BEGIN Given text

Encoding ML-style modules in Rust
Intended audience |
|
Origin |
|
Mood | Helpful. |
Problem statement
Problem: you want to take an existing type satisfying some trait and augment it with new functionality — including new internal state.
If you didn’t want to add any internal state, there are many solutions:
- You could use default implementations for trait methods.
- You could use extension traits.
- You could use
impl dyn
(technical note: uses dynamic dispatch at runtime). - You could use free (global) functions which are generic and accept any type implementing the trait.
One example of this problem would be implementing a caching layer once that could then be applied to any implementation of some Backend
trait.
ML-style modules are a natural fit for this kind of problem. They’re more capable than traditional “modules”, as considered in mainstream programming languages. Both ML-style and traditional of modules support:
- Separating code into logical namespaces.
- Defining interfaces.
- Abstracting data types and hiding implementation details.
But ML-style modules can be parametrized on types (similar to templates or generics in mainstream languages) or even other modules (discussed in this article).
Although Rust descends from OCaml, it doesn’t inherit an ML-style module system. Instead, Rust’s trait system resembles Haskell’s typeclasses. However, with some additional features (associated types), we can simulate ML-style modules in Rust.
Pedagogically: The canonical example for ML-style modules over typeclasses is perhaps creating a new kind of tree-set which accepts different orderings, ratther than being restricted to a single ordering per type. I think that example is rather boring to consider because it doesn't solve Real Engineering Problems, and because the typeclass solution — creating a wrapper type with the new ordering — is roughly the same amount of work for the programmer.
Caching a function
Suppose we have an expensive computation we want to cache (perhaps it queries a database or does lots of CPU-bound work). For the sake of example, we’ll use a function that calculates the length of a string:
fn str_len(s: &str) -> usize {
println!("Called expensive function str_len");
s.len()
}
Caching an individual function
How do we write a function that acts like str_len
, but caches the results such that we never compute the same key-value pair twice? One way is to generate a wrapper function with a mutable internal cache and calls the underlying str_len
function when the value isn’t in the cache:
// Declare that we return an `FnMut` rather than an `Fn`
// because the returned closure may modify mutable state
// (and thus isn't safe to call in parallel -- not relevant
// in this example).
fn make_cached_str_len() -> impl (FnMut(&str) -> usize) {
let mut cache = HashMap::new();
// Use the `move` keyword to move the mutable `cache`
// into the returned closure object. Unlike a variable defined
// in the closure body itself, this cache will be shared across
// *all* invocations of the new function.

END Given text
BEGIN Extracted records

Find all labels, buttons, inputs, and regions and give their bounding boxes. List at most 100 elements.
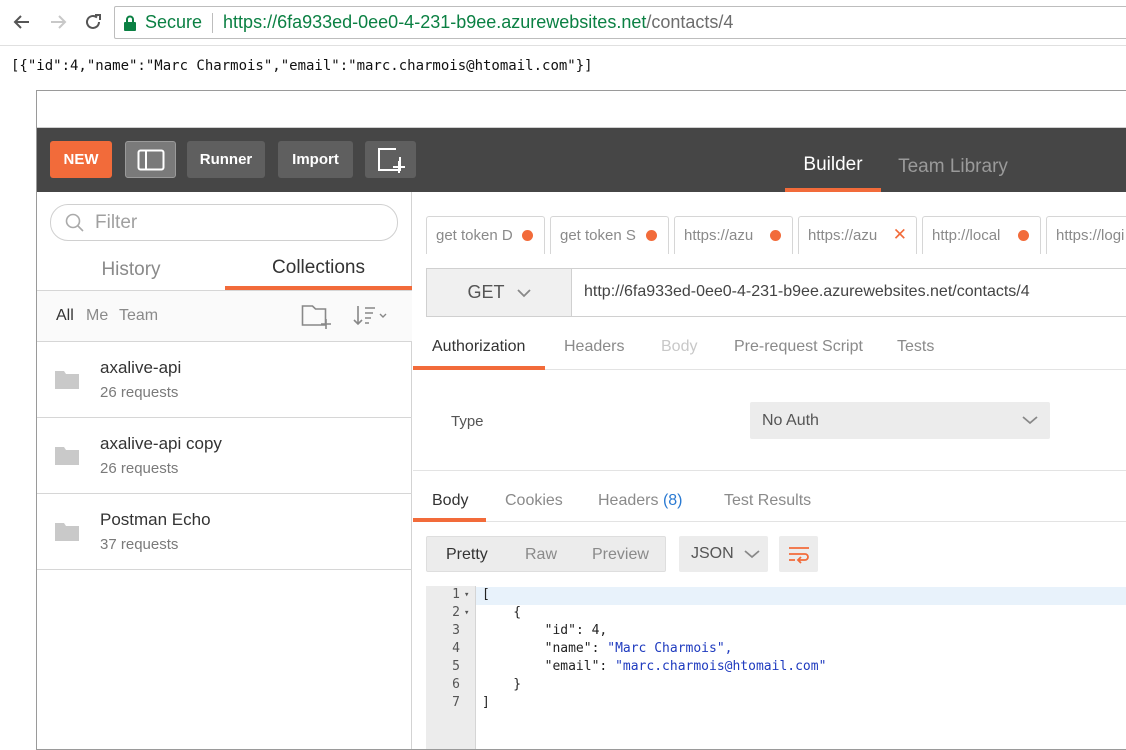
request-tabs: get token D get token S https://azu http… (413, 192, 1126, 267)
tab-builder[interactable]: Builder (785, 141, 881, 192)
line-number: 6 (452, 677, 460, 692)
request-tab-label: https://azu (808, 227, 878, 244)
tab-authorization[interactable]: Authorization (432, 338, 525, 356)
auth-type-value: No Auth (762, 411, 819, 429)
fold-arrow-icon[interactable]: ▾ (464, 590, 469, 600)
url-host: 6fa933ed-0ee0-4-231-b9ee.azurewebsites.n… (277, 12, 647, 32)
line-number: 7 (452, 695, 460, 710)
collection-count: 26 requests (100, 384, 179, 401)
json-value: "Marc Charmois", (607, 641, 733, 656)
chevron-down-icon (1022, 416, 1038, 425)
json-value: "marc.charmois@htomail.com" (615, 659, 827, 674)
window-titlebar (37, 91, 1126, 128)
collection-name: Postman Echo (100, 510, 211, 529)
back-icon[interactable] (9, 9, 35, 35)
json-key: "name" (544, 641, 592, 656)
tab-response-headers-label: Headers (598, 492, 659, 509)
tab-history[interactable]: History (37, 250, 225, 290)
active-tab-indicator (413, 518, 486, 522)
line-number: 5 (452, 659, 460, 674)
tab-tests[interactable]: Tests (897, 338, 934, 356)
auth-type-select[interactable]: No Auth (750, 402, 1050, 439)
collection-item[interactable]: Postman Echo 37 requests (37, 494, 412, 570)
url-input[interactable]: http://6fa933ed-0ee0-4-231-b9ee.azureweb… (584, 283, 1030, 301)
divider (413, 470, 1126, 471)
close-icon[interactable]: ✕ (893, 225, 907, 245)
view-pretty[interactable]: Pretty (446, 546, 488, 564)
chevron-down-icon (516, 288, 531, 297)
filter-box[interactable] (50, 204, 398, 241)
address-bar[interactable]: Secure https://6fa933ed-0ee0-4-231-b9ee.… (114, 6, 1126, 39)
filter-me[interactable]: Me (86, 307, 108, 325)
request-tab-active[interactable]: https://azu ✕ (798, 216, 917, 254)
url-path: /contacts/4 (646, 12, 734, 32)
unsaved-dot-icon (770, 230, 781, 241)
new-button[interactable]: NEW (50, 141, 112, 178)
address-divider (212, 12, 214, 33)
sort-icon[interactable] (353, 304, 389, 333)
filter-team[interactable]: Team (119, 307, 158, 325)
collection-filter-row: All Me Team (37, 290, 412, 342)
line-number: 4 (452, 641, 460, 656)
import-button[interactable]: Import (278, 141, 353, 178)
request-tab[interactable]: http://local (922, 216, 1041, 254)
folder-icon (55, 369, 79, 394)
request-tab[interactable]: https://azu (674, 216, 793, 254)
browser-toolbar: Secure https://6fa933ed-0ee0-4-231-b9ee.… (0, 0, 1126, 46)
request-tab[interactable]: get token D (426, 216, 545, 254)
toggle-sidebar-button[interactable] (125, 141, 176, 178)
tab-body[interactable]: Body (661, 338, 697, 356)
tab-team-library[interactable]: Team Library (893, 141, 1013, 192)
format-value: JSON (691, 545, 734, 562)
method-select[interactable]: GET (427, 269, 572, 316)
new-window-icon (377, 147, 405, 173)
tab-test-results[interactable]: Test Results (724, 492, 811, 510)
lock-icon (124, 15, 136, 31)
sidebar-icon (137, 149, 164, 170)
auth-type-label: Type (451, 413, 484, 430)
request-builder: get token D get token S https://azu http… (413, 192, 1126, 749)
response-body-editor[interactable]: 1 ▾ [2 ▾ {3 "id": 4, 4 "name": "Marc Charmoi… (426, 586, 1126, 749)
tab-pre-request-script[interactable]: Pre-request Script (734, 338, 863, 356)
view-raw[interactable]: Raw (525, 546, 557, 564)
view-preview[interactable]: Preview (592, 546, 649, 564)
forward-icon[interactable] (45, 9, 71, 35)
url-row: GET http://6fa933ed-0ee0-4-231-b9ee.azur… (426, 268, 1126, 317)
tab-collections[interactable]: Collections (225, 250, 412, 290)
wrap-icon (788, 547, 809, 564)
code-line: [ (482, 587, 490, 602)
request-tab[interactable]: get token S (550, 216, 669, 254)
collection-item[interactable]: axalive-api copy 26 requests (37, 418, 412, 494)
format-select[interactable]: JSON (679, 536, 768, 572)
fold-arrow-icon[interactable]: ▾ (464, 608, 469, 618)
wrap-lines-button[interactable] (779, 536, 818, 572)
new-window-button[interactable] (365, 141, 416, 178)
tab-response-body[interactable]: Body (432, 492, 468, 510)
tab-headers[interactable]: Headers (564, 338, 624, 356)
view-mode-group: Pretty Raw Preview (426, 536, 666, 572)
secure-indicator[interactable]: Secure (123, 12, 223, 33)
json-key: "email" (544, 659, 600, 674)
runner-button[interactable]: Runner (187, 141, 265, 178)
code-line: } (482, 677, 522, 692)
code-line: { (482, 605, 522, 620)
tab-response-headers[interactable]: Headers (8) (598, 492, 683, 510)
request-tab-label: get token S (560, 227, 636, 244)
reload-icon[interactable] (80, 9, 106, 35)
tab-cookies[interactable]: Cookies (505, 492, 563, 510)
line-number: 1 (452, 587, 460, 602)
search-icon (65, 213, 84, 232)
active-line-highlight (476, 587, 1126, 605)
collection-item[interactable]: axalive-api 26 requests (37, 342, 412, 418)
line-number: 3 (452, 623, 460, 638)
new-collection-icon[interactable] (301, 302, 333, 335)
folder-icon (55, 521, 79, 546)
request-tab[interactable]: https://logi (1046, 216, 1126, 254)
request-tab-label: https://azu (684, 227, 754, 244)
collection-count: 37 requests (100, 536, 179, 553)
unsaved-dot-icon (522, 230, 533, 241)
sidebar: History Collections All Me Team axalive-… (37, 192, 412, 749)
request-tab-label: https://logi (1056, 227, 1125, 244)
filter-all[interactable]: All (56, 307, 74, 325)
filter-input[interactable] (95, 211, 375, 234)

END Extracted records

**What is asked:** Copy the passage of the article on ML-style modules in Rust from "- You could use extension" to "hiding implementation details.", renaming "logical namespaces" to "separate namespaces".

**The result:**
- You could use extension traits.
- You could use
impl dyn
(technical note: uses dynamic dispatch at runtime). - You could use free (global) functions which are generic and accept any type implementing the trait.
One example of this problem would be implementing a caching layer once that could then be applied to any implementation of some Backend
trait.
ML-style modules are a natural fit for this kind of problem. They’re more capable than traditional “modules”, as considered in mainstream programming languages. Both ML-style and traditional of modules support:
- Separating code into separate namespaces.
- Defining interfaces.
- Abstracting data types and hiding implementation details.